** EXERCISE DETAILS **
Answer these from the court excerpt:
1. Which General Statutes section does the court cite for the act's definition of "displaced persons"?
2. According to the plaintiff, what directly caused the residents' displacement?
3. Under which statute did the plaintiff apply to discharge the defendant's lien?

** SELECTED EXCERPT **
━━━

The defendant raises only one issue on appeal: whether, under the act, it properly filed a lien on the plaintiff's property as a means of facilitating the recovery of costs from the plaintiff that the defendant incurred for relocating residents displaced following the defendant's enforcement of building codes, even if it was not the plaintiff's actions that rendered the building uninhabitable. To answer this question, we first consider whether the plaintiff's tenants fell under the act's definition of ''displaced persons.'' See General Statutes § 8-267 (3). Because we conclude that the plaintiff's tenants indeed constituted displaced persons under the act, we must analyze whether, in response to the defendant's lien, the plaintiff can raise its claim that it did not cause the property damage that resulted in the tenants' displacement.

I

The first question we must resolve is whether the plaintiff's tenants were ''displaced persons,'' as contemplated by § 8-267 (3) (B), which defines a ''displaced person'' in relevant part as ''any person who so moves as the direct result of code enforcement activities ....'' The parties' dispute centers on whether the plaintiff's tenants constituted displaced persons under the act, even though the fire was not the plaintiff's fault. The defendant argues that the trial court erred because the relocation assistance that a city provides and a landlord is liable for under the act ''does not turn on what started the causal chain that ultimately led to the residents' displacement'' but focuses on whether a city had to engage in code enforcement activities. The plaintiff responds that the trial court properly recognized that the act does not apply to the present case because a third party's arson, not the defendant's enforcement of the local building code, directly caused the residents' displacement. The plaintiff contends that the arsonist caused the tenants' displacement because it was the fire and smoke that first prompted residents to leave the building, and the defendant posted notice of code violations after that.

These statutory questions arise out of the plaintiff's application under § 49-51 to discharge the defendant's lien. A lien's validity is typically a ''mixed question of fact and law.'' PNC Bank, N.A. v. Kelepecz, 289 Conn. 692, 697, 960 A.2d 563 (2008). If the underlying facts are undisputed, as they are here, however, the lien's validity presents an issue of law, hinging upon the interpretation of the applicable statutes. See id. Our review is therefore plenary. We interpret statutes pursuant to General Statutes § 1-2z, which directs us ''to consider the text of the statute itself and its relationship to other statutes. If, after examining such text and considering such relationship, the meaning of such text is plain and unambiguous and does not yield absurd or unworkable results, extratextual evidence of the meaning of the statute shall not be considered.'' (Internal quotation marks omitted.) Gilmore v. Pawn King, Inc., 313 Conn. 535, 542-43, 98 A.3d 808 (2014).

━━━

** AVAILABLE DATA **
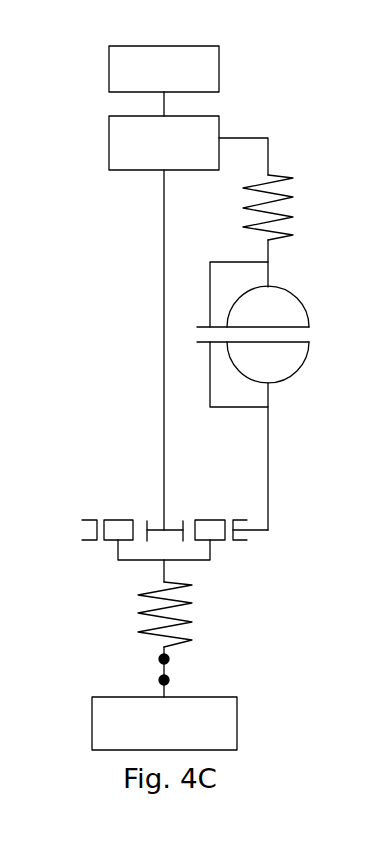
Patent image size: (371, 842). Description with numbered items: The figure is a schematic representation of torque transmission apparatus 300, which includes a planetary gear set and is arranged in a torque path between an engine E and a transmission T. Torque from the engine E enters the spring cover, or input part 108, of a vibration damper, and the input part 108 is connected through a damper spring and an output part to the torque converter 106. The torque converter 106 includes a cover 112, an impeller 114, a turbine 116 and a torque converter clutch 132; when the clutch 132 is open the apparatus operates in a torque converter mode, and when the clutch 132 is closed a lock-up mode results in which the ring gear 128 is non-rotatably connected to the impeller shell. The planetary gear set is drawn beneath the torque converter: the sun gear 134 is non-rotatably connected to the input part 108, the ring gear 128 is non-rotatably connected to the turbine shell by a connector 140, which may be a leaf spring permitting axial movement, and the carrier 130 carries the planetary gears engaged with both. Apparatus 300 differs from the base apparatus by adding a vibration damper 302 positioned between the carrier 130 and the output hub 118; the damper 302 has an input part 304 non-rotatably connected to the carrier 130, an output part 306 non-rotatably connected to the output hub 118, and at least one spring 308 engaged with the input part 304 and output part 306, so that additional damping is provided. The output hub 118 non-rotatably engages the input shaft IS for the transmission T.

━━━

** OUTPUT OF THE EXERCISE **
1. General Statutes § 8-267 (3)
2. A third party's arson
3. § 49-51